**Problem statement:** Reproduce every record below exactly as it appears.

[Extracted data entries]
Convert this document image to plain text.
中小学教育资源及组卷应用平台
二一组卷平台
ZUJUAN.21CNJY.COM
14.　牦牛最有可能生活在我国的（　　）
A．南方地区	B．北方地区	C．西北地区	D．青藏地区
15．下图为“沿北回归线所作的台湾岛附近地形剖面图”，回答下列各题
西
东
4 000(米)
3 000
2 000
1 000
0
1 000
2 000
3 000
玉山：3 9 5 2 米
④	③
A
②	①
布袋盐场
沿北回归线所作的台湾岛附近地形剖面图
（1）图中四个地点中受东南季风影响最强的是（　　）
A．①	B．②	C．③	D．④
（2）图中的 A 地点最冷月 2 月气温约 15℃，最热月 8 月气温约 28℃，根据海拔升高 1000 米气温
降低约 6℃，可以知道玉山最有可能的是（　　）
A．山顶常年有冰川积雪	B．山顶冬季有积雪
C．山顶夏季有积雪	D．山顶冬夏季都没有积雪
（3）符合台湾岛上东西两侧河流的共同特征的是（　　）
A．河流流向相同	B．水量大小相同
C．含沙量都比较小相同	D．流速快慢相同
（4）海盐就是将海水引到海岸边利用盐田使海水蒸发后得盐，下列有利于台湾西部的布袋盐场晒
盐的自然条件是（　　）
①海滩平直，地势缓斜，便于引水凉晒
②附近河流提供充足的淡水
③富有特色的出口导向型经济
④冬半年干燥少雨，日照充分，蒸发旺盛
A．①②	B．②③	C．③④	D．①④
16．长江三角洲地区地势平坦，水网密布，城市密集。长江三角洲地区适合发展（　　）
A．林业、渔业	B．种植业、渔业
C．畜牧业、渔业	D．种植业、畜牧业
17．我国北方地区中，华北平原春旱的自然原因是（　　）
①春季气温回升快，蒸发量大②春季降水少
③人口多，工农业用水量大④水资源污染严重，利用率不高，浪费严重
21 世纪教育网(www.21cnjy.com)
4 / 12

**Task answer:**
Convert this document image to plain text.
中小学教育资源及组卷应用平台
二一组卷平台
ZUJUAN.21CNJY.COM
14.　牦牛最有可能生活在我国的（　　）
A．南方地区	B．北方地区	C．西北地区	D．青藏地区
15．下图为“沿北回归线所作的台湾岛附近地形剖面图”，回答下列各题
西
东
4 000(米)
3 000
2 000
1 000
0
1 000
2 000
3 000
玉山：3 9 5 2 米
④	③
A
②	①
布袋盐场
沿北回归线所作的台湾岛附近地形剖面图
（1）图中四个地点中受东南季风影响最强的是（　　）
A．①	B．②	C．③	D．④
（2）图中的 A 地点最冷月 2 月气温约 15℃，最热月 8 月气温约 28℃，根据海拔升高 1000 米气温
降低约 6℃，可以知道玉山最有可能的是（　　）
A．山顶常年有冰川积雪	B．山顶冬季有积雪
C．山顶夏季有积雪	D．山顶冬夏季都没有积雪
（3）符合台湾岛上东西两侧河流的共同特征的是（　　）
A．河流流向相同	B．水量大小相同
C．含沙量都比较小相同	D．流速快慢相同
（4）海盐就是将海水引到海岸边利用盐田使海水蒸发后得盐，下列有利于台湾西部的布袋盐场晒
盐的自然条件是（　　）
①海滩平直，地势缓斜，便于引水凉晒
②附近河流提供充足的淡水
③富有特色的出口导向型经济
④冬半年干燥少雨，日照充分，蒸发旺盛
A．①②	B．②③	C．③④	D．①④
16．长江三角洲地区地势平坦，水网密布，城市密集。长江三角洲地区适合发展（　　）
A．林业、渔业	B．种植业、渔业
C．畜牧业、渔业	D．种植业、畜牧业
17．我国北方地区中，华北平原春旱的自然原因是（　　）
①春季气温回升快，蒸发量大②春季降水少
③人口多，工农业用水量大④水资源污染严重，利用率不高，浪费严重
21 世纪教育网(www.21cnjy.com)
4 / 12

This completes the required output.